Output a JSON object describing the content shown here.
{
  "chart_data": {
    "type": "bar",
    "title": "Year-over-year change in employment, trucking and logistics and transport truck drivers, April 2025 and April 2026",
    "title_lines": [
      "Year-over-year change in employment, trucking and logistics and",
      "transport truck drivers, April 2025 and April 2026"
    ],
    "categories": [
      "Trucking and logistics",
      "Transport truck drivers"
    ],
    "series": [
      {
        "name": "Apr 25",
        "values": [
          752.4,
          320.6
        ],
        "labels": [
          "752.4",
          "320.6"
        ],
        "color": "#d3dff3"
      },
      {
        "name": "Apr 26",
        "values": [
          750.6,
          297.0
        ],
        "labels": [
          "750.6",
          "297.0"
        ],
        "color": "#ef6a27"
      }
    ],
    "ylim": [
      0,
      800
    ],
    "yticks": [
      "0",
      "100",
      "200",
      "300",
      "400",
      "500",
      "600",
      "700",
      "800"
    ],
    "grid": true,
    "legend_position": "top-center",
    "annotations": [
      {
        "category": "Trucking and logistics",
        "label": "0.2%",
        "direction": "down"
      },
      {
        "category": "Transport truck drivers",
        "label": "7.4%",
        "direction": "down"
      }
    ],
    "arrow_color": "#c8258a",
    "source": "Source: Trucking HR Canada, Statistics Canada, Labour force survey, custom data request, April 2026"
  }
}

## [WHAT TO WORK ON]
Return the entries above exactly as they appear.

## [OUTPUT OF THE TASK]
Output a JSON object describing the content shown here.
{
  "chart_data": {
    "type": "bar",
    "title": "Year-over-year change in employment, trucking and logistics and transport truck drivers, April 2025 and April 2026",
    "title_lines": [
      "Year-over-year change in employment, trucking and logistics and",
      "transport truck drivers, April 2025 and April 2026"
    ],
    "categories": [
      "Trucking and logistics",
      "Transport truck drivers"
    ],
    "series": [
      {
        "name": "Apr 25",
        "values": [
          752.4,
          320.6
        ],
        "labels": [
          "752.4",
          "320.6"
        ],
        "color": "#d3dff3"
      },
      {
        "name": "Apr 26",
        "values": [
          750.6,
          297.0
        ],
        "labels": [
          "750.6",
          "297.0"
        ],
        "color": "#ef6a27"
      }
    ],
    "ylim": [
      0,
      800
    ],
    "yticks": [
      "0",
      "100",
      "200",
      "300",
      "400",
      "500",
      "600",
      "700",
      "800"
    ],
    "grid": true,
    "legend_position": "top-center",
    "annotations": [
      {
        "category": "Trucking and logistics",
        "label": "0.2%",
        "direction": "down"
      },
      {
        "category": "Transport truck drivers",
        "label": "7.4%",
        "direction": "down"
      }
    ],
    "arrow_color": "#c8258a",
    "source": "Source: Trucking HR Canada, Statistics Canada, Labour force survey, custom data request, April 2026"
  }
}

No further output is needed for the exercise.